---------- DATA SUPPLIED

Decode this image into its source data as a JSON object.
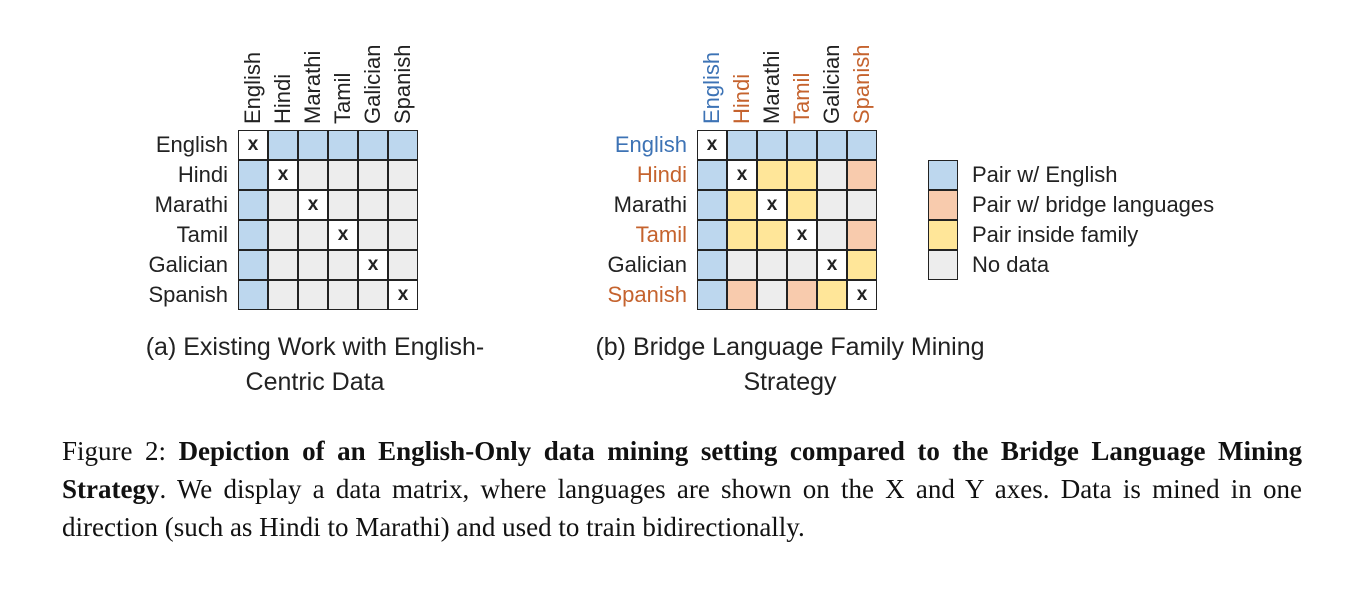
{
  "colors": {
    "english": "#bdd7ee",
    "bridge": "#f8cbad",
    "family": "#ffe699",
    "none": "#ededed",
    "white": "#ffffff",
    "text": "#222222",
    "blue_label": "#3d73b5",
    "orange_label": "#c5632e"
  },
  "panel_a": {
    "languages": [
      "English",
      "Hindi",
      "Marathi",
      "Tamil",
      "Galician",
      "Spanish"
    ],
    "caption_line1": "(a) Existing Work with English-",
    "caption_line2": "Centric Data",
    "mark": "x"
  },
  "panel_b": {
    "languages": [
      "English",
      "Hindi",
      "Marathi",
      "Tamil",
      "Galician",
      "Spanish"
    ],
    "label_colors": [
      "blue",
      "orange",
      "black",
      "orange",
      "black",
      "orange"
    ],
    "caption_line1": "(b) Bridge Language Family Mining",
    "caption_line2": "Strategy",
    "mark": "x",
    "matrix": [
      [
        "x",
        "E",
        "E",
        "E",
        "E",
        "E"
      ],
      [
        "E",
        "x",
        "F",
        "F",
        "N",
        "B"
      ],
      [
        "E",
        "F",
        "x",
        "F",
        "N",
        "N"
      ],
      [
        "E",
        "F",
        "F",
        "x",
        "N",
        "B"
      ],
      [
        "E",
        "N",
        "N",
        "N",
        "x",
        "F"
      ],
      [
        "E",
        "B",
        "N",
        "B",
        "F",
        "x"
      ]
    ]
  },
  "legend": [
    {
      "key": "english",
      "label": "Pair w/ English"
    },
    {
      "key": "bridge",
      "label": "Pair w/ bridge languages"
    },
    {
      "key": "family",
      "label": "Pair inside family"
    },
    {
      "key": "none",
      "label": "No data"
    }
  ],
  "caption": {
    "prefix": "Figure 2: ",
    "bold": "Depiction of an English-Only data mining setting compared to the Bridge Language Mining Strategy",
    "rest": ". We display a data matrix, where languages are shown on the X and Y axes. Data is mined in one direction (such as Hindi to Marathi) and used to train bidirectionally."
  }
}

--------------------

■ **SET EXERCISE**: Output a faithful copy of the data, with each picture left out.

■ **THE RESULT**:
Decode this image into its source data as a JSON object.
{
  "colors": {
    "english": "#bdd7ee",
    "bridge": "#f8cbad",
    "family": "#ffe699",
    "none": "#ededed",
    "white": "#ffffff",
    "text": "#222222",
    "blue_label": "#3d73b5",
    "orange_label": "#c5632e"
  },
  "panel_a": {
    "languages": [
      "English",
      "Hindi",
      "Marathi",
      "Tamil",
      "Galician",
      "Spanish"
    ],
    "caption_line1": "(a) Existing Work with English-",
    "caption_line2": "Centric Data",
    "mark": "x"
  },
  "panel_b": {
    "languages": [
      "English",
      "Hindi",
      "Marathi",
      "Tamil",
      "Galician",
      "Spanish"
    ],
    "label_colors": [
      "blue",
      "orange",
      "black",
      "orange",
      "black",
      "orange"
    ],
    "caption_line1": "(b) Bridge Language Family Mining",
    "caption_line2": "Strategy",
    "mark": "x",
    "matrix": [
      [
        "x",
        "E",
        "E",
        "E",
        "E",
        "E"
      ],
      [
        "E",
        "x",
        "F",
        "F",
        "N",
        "B"
      ],
      [
        "E",
        "F",
        "x",
        "F",
        "N",
        "N"
      ],
      [
        "E",
        "F",
        "F",
        "x",
        "N",
        "B"
      ],
      [
        "E",
        "N",
        "N",
        "N",
        "x",
        "F"
      ],
      [
        "E",
        "B",
        "N",
        "B",
        "F",
        "x"
      ]
    ]
  },
  "legend": [
    {
      "key": "english",
      "label": "Pair w/ English"
    },
    {
      "key": "bridge",
      "label": "Pair w/ bridge languages"
    },
    {
      "key": "family",
      "label": "Pair inside family"
    },
    {
      "key": "none",
      "label": "No data"
    }
  ],
  "caption": {
    "prefix": "Figure 2: ",
    "bold": "Depiction of an English-Only data mining setting compared to the Bridge Language Mining Strategy",
    "rest": ". We display a data matrix, where languages are shown on the X and Y axes. Data is mined in one direction (such as Hindi to Marathi) and used to train bidirectionally."
  }
}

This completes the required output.